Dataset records
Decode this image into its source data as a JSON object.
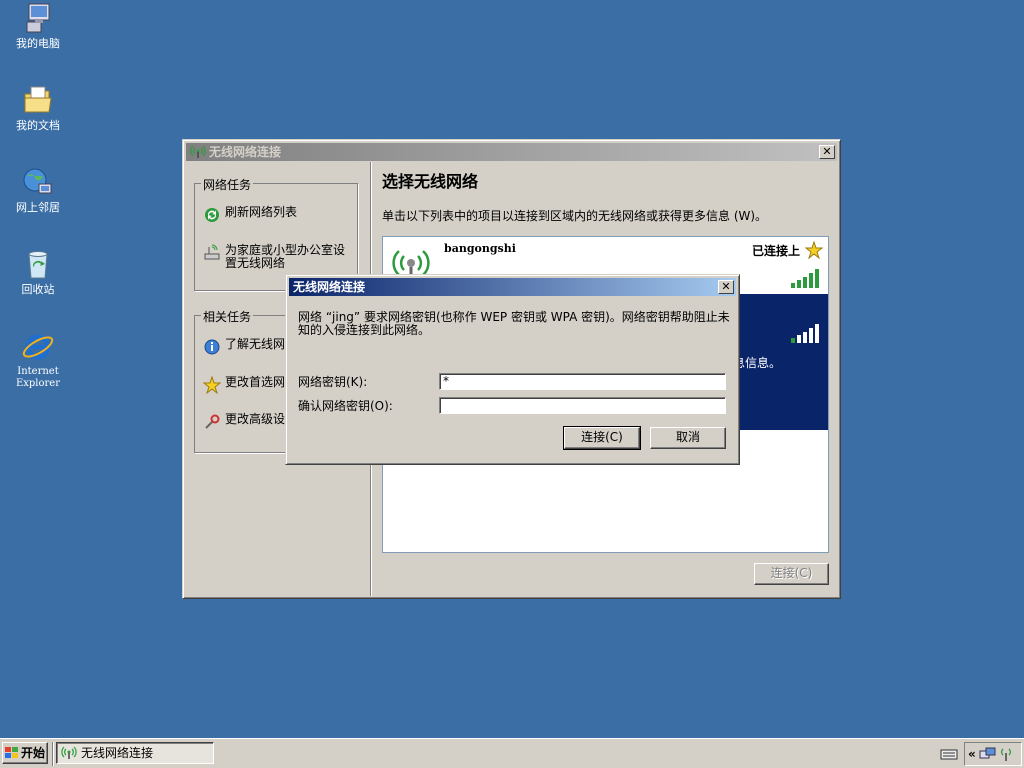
{
  "desktop": {
    "icons": [
      {
        "label": "我的电脑",
        "icon": "my-computer-icon"
      },
      {
        "label": "我的文档",
        "icon": "my-documents-icon"
      },
      {
        "label": "网上邻居",
        "icon": "network-places-icon"
      },
      {
        "label": "回收站",
        "icon": "recycle-bin-icon"
      },
      {
        "label": "Internet Explorer",
        "icon": "internet-explorer-icon"
      }
    ]
  },
  "wireless_window": {
    "title": "无线网络连接",
    "network_tasks": {
      "title": "网络任务",
      "items": [
        {
          "label": "刷新网络列表",
          "icon": "refresh-icon"
        },
        {
          "label": "为家庭或小型办公室设置无线网络",
          "icon": "setup-network-icon"
        }
      ]
    },
    "related_tasks": {
      "title": "相关任务",
      "items": [
        {
          "label": "了解无线网",
          "icon": "info-icon"
        },
        {
          "label": "更改首选网",
          "icon": "star-icon"
        },
        {
          "label": "更改高级设",
          "icon": "settings-icon"
        }
      ]
    },
    "heading": "选择无线网络",
    "instructions": "单击以下列表中的项目以连接到区域内的无线网络或获得更多信息 (W)。",
    "networks": [
      {
        "ssid": "bangongshi",
        "status": "已连接上"
      },
      {
        "partial_text": "息信息。"
      }
    ],
    "connect_button": "连接(C)"
  },
  "key_dialog": {
    "title": "无线网络连接",
    "message": "网络 “jing” 要求网络密钥(也称作 WEP 密钥或 WPA 密钥)。网络密钥帮助阻止未知的入侵连接到此网络。",
    "key_label": "网络密钥(K):",
    "key_value": "*",
    "confirm_label": "确认网络密钥(O):",
    "confirm_value": "",
    "connect_button": "连接(C)",
    "cancel_button": "取消"
  },
  "taskbar": {
    "start_label": "开始",
    "task_button": "无线网络连接"
  }
}
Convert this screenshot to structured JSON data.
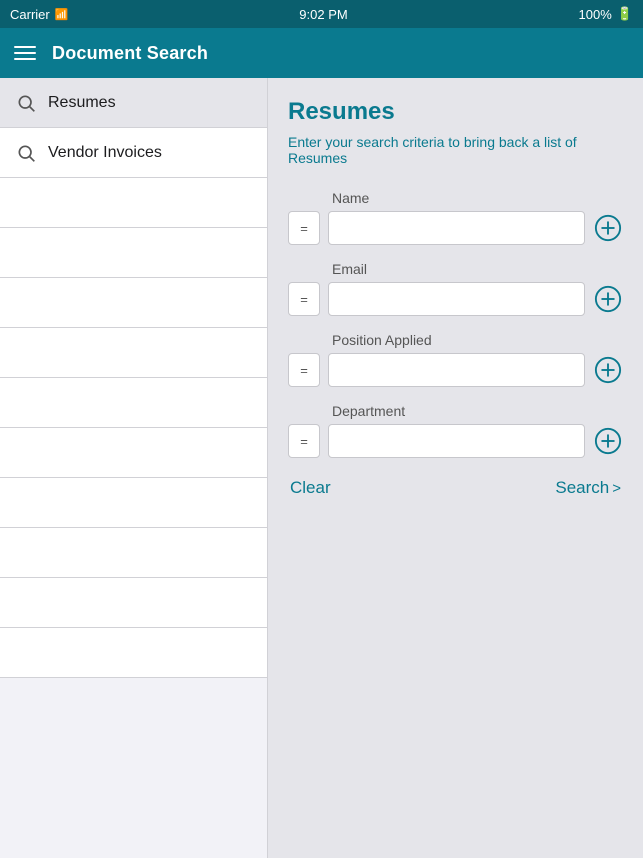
{
  "status_bar": {
    "carrier": "Carrier",
    "wifi": "wifi",
    "time": "9:02 PM",
    "battery": "100%"
  },
  "nav": {
    "title": "Document Search",
    "menu_icon": "hamburger"
  },
  "sidebar": {
    "items": [
      {
        "label": "Resumes",
        "active": true
      },
      {
        "label": "Vendor Invoices",
        "active": false
      }
    ],
    "empty_rows": 10
  },
  "content": {
    "title": "Resumes",
    "subtitle": "Enter your search criteria to bring back a list of Resumes",
    "fields": [
      {
        "label": "Name",
        "placeholder": "",
        "equals": "="
      },
      {
        "label": "Email",
        "placeholder": "",
        "equals": "="
      },
      {
        "label": "Position Applied",
        "placeholder": "",
        "equals": "="
      },
      {
        "label": "Department",
        "placeholder": "",
        "equals": "="
      }
    ],
    "clear_label": "Clear",
    "search_label": "Search",
    "search_chevron": ">"
  }
}
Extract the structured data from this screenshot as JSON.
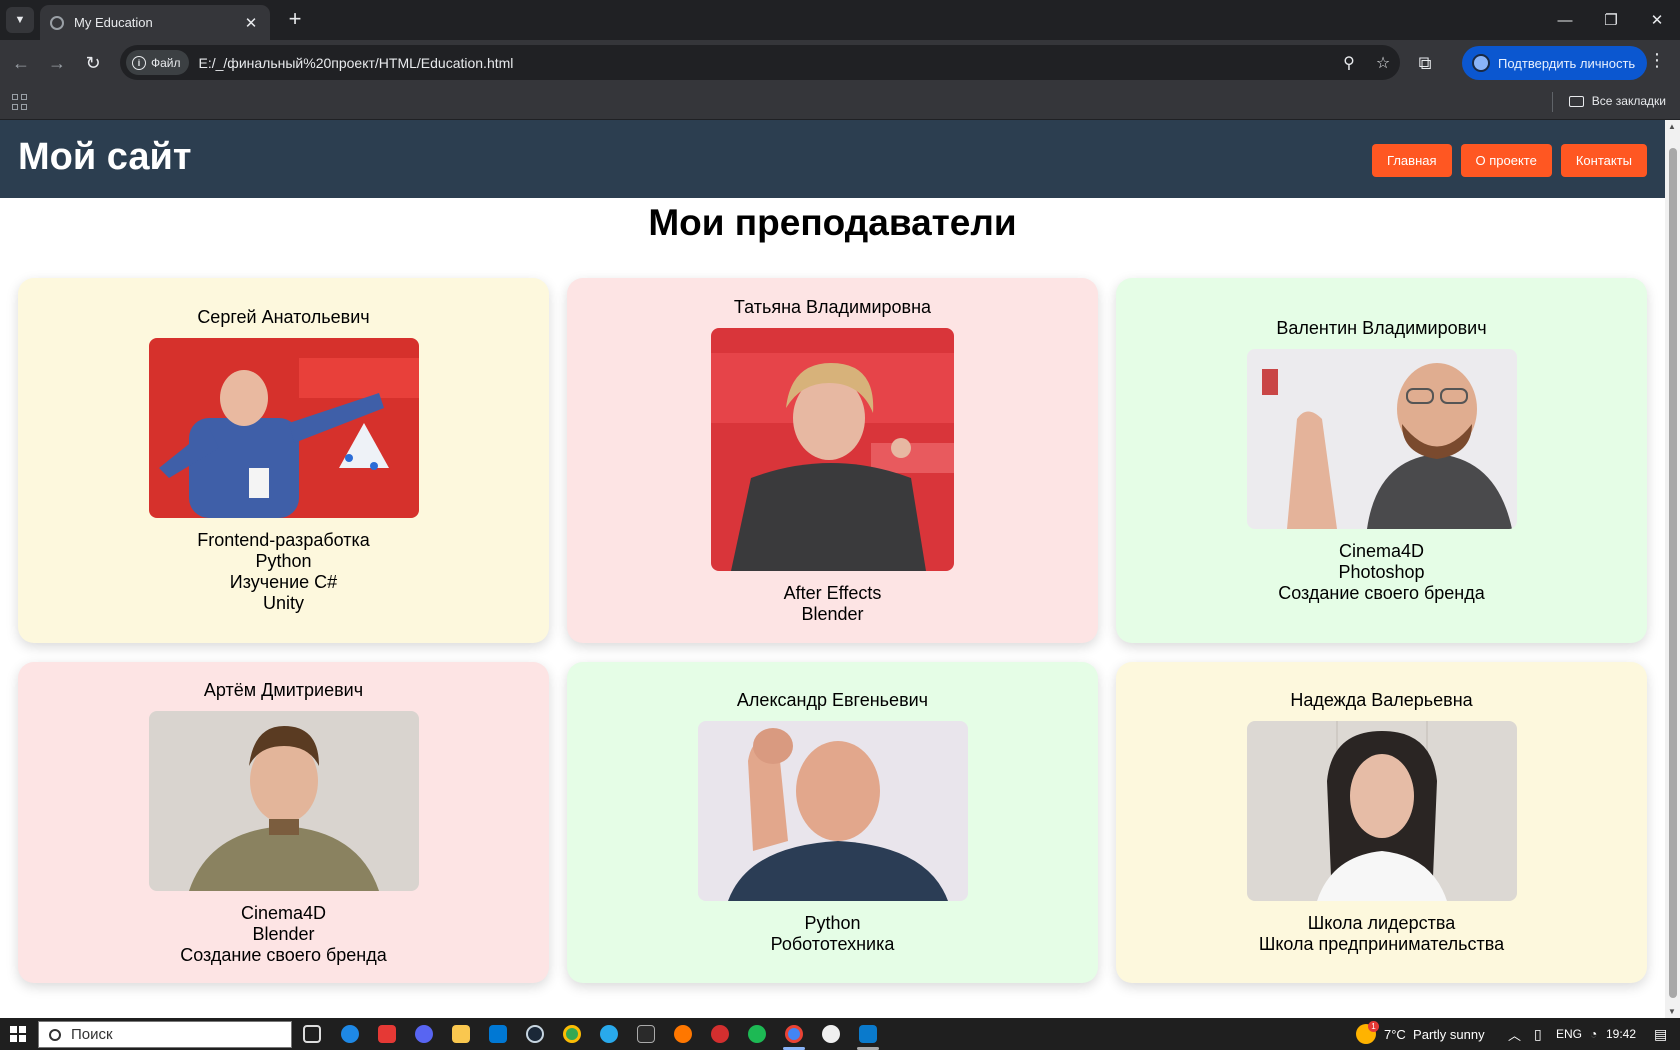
{
  "browser": {
    "tab_title": "My Education",
    "tab_close": "✕",
    "new_tab": "+",
    "site_info_label": "Файл",
    "url": "E:/_/финальный%20проект/HTML/Education.html",
    "verify_label": "Подтвердить личность",
    "all_bookmarks": "Все закладки"
  },
  "site": {
    "title": "Мой сайт",
    "nav": [
      "Главная",
      "О проекте",
      "Контакты"
    ],
    "heading": "Мои преподаватели"
  },
  "teachers": [
    {
      "name": "Сергей Анатольевич",
      "courses": [
        "Frontend-разработка",
        "Python",
        "Изучение C#",
        "Unity"
      ],
      "card_color": "#fdf8dd"
    },
    {
      "name": "Татьяна Владимировна",
      "courses": [
        "After Effects",
        "Blender"
      ],
      "card_color": "#fde4e4"
    },
    {
      "name": "Валентин Владимирович",
      "courses": [
        "Cinema4D",
        "Photoshop",
        "Создание своего бренда"
      ],
      "card_color": "#e5fde6"
    },
    {
      "name": "Артём Дмитриевич",
      "courses": [
        "Cinema4D",
        "Blender",
        "Создание своего бренда"
      ],
      "card_color": "#fde4e4"
    },
    {
      "name": "Александр Евгеньевич",
      "courses": [
        "Python",
        "Робототехника"
      ],
      "card_color": "#e5fde6"
    },
    {
      "name": "Надежда Валерьевна",
      "courses": [
        "Школа лидерства",
        "Школа предпринимательства"
      ],
      "card_color": "#fdf8dd"
    }
  ],
  "taskbar": {
    "search_placeholder": "Поиск",
    "weather": "7°C  Partly sunny",
    "weather_badge": "1",
    "language": "ENG",
    "time": "19:42"
  },
  "colors": {
    "header_bg": "#2c3e50",
    "nav_button": "#ff5722"
  }
}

- **Job**
Each line above that includes "JSON" should be shown.

- **The reply**
Decode this image into its source data as a JSON object.
Convert this screenshot to structured JSON data.
Extract the structured data from this screenshot as JSON.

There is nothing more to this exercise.